**Set problem:**
List each line of the data that holds the word "this".

Part of a data file

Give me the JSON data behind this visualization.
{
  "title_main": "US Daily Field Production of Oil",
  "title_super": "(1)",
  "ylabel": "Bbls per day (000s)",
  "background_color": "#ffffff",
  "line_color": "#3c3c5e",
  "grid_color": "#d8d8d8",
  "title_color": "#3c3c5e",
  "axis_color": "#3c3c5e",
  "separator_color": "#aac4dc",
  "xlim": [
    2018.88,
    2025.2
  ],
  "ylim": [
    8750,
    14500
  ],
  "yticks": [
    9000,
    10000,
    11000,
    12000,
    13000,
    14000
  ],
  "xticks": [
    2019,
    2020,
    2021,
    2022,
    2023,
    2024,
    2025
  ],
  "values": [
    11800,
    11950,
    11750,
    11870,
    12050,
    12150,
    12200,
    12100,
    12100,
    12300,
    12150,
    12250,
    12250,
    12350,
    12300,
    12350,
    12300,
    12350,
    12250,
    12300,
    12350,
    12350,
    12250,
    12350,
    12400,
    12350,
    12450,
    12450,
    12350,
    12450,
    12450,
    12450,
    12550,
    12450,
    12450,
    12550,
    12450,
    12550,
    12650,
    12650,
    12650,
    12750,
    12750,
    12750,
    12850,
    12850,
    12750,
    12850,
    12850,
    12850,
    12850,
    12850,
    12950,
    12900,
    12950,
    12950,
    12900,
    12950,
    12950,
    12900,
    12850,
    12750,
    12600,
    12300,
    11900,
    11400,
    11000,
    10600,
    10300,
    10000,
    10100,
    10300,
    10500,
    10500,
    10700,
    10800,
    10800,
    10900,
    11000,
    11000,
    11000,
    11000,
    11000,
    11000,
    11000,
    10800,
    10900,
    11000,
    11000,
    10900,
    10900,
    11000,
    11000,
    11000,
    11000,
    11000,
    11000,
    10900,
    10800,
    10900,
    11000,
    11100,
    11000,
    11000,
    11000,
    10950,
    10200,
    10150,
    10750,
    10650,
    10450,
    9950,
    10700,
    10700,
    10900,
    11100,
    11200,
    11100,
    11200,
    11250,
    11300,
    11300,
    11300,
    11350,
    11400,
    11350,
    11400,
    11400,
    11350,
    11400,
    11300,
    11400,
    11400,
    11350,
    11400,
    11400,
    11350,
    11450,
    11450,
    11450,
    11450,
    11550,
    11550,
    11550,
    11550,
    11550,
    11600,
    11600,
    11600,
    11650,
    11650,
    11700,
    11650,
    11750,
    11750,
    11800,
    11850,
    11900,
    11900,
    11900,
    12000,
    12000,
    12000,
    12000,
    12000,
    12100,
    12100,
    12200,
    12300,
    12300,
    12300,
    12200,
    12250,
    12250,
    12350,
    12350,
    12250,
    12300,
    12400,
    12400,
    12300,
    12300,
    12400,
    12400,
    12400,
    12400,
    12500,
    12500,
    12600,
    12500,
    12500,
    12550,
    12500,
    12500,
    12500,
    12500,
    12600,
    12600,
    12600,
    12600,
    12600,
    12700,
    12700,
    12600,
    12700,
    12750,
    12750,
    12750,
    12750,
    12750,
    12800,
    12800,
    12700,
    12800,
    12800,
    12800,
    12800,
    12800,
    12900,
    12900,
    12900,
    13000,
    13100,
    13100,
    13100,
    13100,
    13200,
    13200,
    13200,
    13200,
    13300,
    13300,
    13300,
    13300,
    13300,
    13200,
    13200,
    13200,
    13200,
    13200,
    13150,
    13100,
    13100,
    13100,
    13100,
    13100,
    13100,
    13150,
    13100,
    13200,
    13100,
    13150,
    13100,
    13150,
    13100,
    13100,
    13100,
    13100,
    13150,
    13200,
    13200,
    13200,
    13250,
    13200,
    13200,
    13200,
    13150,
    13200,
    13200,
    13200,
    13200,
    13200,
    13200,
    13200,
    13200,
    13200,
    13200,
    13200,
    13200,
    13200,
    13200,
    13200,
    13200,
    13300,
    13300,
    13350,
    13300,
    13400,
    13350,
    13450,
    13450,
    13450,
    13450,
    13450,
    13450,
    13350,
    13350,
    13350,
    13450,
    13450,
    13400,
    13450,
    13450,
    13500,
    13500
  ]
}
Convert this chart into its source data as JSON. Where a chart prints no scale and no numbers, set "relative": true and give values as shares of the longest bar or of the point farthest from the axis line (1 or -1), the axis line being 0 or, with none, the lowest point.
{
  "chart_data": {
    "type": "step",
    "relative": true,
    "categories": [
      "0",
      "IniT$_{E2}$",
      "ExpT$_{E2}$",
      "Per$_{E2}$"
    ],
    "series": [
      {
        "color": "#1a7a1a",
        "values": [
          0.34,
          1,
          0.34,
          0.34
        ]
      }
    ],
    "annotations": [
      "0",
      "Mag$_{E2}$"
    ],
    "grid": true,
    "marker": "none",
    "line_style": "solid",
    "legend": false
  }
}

**Correct result:**
Give me the JSON data behind this visualization.
Convert this chart into its source data as JSON. Where a chart prints no scale and no numbers, set "relative": true and give values as shares of the longest bar or of the point farthest from the axis line (1 or -1), the axis line being 0 or, with none, the lowest point.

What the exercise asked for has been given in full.